### PROVIDED RECORDS
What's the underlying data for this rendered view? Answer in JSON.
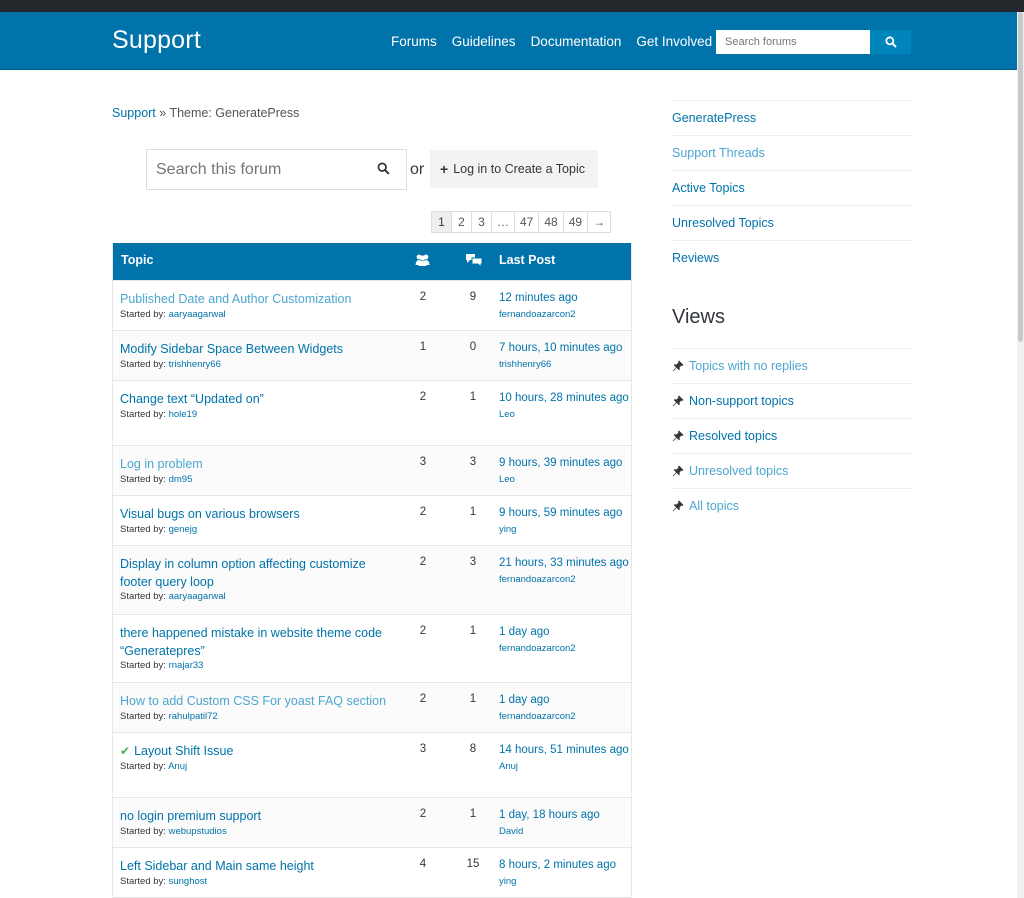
{
  "header": {
    "site_title": "Support",
    "nav": [
      "Forums",
      "Guidelines",
      "Documentation",
      "Get Involved"
    ],
    "search_placeholder": "Search forums"
  },
  "breadcrumb": {
    "root": "Support",
    "separator": " » ",
    "current": "Theme: GeneratePress"
  },
  "forum_search": {
    "placeholder": "Search this forum",
    "or": "or",
    "create_label": "Log in to Create a Topic"
  },
  "pagination": [
    "1",
    "2",
    "3",
    "…",
    "47",
    "48",
    "49",
    "→"
  ],
  "table": {
    "col_topic": "Topic",
    "col_last_post": "Last Post",
    "started_by_label": "Started by:",
    "rows": [
      {
        "title": "Published Date and Author Customization",
        "author": "aaryaagarwal",
        "voices": "2",
        "posts": "9",
        "freshness": "12 minutes ago",
        "last_author": "fernandoazarcon2",
        "visited": true,
        "resolved": false
      },
      {
        "title": "Modify Sidebar Space Between Widgets",
        "author": "trishhenry66",
        "voices": "1",
        "posts": "0",
        "freshness": "7 hours, 10 minutes ago",
        "last_author": "trishhenry66",
        "visited": false,
        "resolved": false
      },
      {
        "title": "Change text “Updated on”",
        "author": "hole19",
        "voices": "2",
        "posts": "1",
        "freshness": "10 hours, 28 minutes ago",
        "last_author": "Leo",
        "visited": false,
        "resolved": false
      },
      {
        "title": "Log in problem",
        "author": "dm95",
        "voices": "3",
        "posts": "3",
        "freshness": "9 hours, 39 minutes ago",
        "last_author": "Leo",
        "visited": true,
        "resolved": false
      },
      {
        "title": "Visual bugs on various browsers",
        "author": "genejg",
        "voices": "2",
        "posts": "1",
        "freshness": "9 hours, 59 minutes ago",
        "last_author": "ying",
        "visited": false,
        "resolved": false
      },
      {
        "title": "Display in column option affecting customize footer query loop",
        "author": "aaryaagarwal",
        "voices": "2",
        "posts": "3",
        "freshness": "21 hours, 33 minutes ago",
        "last_author": "fernandoazarcon2",
        "visited": false,
        "resolved": false
      },
      {
        "title": "there happened mistake in website theme code “Generatepres”",
        "author": "rnajar33",
        "voices": "2",
        "posts": "1",
        "freshness": "1 day ago",
        "last_author": "fernandoazarcon2",
        "visited": false,
        "resolved": false
      },
      {
        "title": "How to add Custom CSS For yoast FAQ section",
        "author": "rahulpatil72",
        "voices": "2",
        "posts": "1",
        "freshness": "1 day ago",
        "last_author": "fernandoazarcon2",
        "visited": true,
        "resolved": false
      },
      {
        "title": "Layout Shift Issue",
        "author": "Anuj",
        "voices": "3",
        "posts": "8",
        "freshness": "14 hours, 51 minutes ago",
        "last_author": "Anuj",
        "visited": false,
        "resolved": true
      },
      {
        "title": "no login premium support",
        "author": "webupstudios",
        "voices": "2",
        "posts": "1",
        "freshness": "1 day, 18 hours ago",
        "last_author": "David",
        "visited": false,
        "resolved": false
      },
      {
        "title": "Left Sidebar and Main same height",
        "author": "sunghost",
        "voices": "4",
        "posts": "15",
        "freshness": "8 hours, 2 minutes ago",
        "last_author": "ying",
        "visited": false,
        "resolved": false
      }
    ]
  },
  "sidebar": {
    "links": [
      {
        "label": "GeneratePress",
        "visited": false
      },
      {
        "label": "Support Threads",
        "visited": true
      },
      {
        "label": "Active Topics",
        "visited": false
      },
      {
        "label": "Unresolved Topics",
        "visited": false
      },
      {
        "label": "Reviews",
        "visited": false
      }
    ],
    "views_title": "Views",
    "views": [
      {
        "label": "Topics with no replies",
        "visited": true
      },
      {
        "label": "Non-support topics",
        "visited": false
      },
      {
        "label": "Resolved topics",
        "visited": false
      },
      {
        "label": "Unresolved topics",
        "visited": true
      },
      {
        "label": "All topics",
        "visited": true
      }
    ]
  },
  "colors": {
    "brand": "#0073aa",
    "topbar": "#23282d",
    "link_visited": "#4ca6cf",
    "resolved_check": "#46b450"
  }
}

### INSTRUCTIONS FOR THE TASK
Where a line above contains the string "Unresolved", copy that line.

### COMPLETE RESPONSE
        "label": "Unresolved Topics",
        "label": "Unresolved topics",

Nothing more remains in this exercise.